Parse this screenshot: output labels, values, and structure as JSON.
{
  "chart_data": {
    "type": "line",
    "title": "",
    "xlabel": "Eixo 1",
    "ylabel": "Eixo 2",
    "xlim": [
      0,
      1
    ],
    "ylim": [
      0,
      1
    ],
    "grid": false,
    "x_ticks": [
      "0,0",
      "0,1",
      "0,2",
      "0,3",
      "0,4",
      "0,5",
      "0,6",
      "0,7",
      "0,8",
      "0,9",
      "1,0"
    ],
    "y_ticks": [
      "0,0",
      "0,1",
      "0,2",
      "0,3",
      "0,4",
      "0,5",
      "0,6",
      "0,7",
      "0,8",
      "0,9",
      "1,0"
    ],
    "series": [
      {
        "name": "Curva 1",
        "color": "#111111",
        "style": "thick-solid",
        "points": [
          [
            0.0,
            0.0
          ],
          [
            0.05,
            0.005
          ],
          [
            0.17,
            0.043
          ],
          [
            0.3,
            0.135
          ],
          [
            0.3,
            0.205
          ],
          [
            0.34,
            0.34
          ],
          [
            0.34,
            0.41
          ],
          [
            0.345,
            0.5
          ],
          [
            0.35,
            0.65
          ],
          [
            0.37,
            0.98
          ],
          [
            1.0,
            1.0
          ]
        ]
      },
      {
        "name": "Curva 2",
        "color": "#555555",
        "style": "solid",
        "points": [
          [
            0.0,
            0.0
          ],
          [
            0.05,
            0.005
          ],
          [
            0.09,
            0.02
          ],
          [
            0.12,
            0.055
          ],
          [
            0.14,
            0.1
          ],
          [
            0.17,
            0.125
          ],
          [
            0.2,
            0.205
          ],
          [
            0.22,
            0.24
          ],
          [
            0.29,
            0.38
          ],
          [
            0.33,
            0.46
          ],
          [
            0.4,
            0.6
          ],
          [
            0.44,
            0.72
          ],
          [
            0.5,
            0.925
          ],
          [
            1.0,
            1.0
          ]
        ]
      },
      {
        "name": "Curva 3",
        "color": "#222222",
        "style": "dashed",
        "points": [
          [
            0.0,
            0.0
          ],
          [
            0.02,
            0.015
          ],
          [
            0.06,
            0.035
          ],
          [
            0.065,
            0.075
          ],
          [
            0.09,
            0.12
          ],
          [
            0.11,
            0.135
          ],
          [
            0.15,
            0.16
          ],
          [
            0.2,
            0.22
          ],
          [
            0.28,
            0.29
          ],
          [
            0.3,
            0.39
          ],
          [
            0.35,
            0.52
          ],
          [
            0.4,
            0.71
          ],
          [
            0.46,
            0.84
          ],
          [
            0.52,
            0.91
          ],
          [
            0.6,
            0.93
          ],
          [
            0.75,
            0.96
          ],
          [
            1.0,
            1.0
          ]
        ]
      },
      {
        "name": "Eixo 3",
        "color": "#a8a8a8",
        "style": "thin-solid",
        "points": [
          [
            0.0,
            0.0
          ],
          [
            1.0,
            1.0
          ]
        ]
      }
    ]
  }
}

──────────────────────────────

### [What is being asked]
Identify the lines in the entries above that contain "solid", then copy them out.

### [Task solution]
        "style": "thick-solid",
        "style": "solid",
        "style": "thin-solid",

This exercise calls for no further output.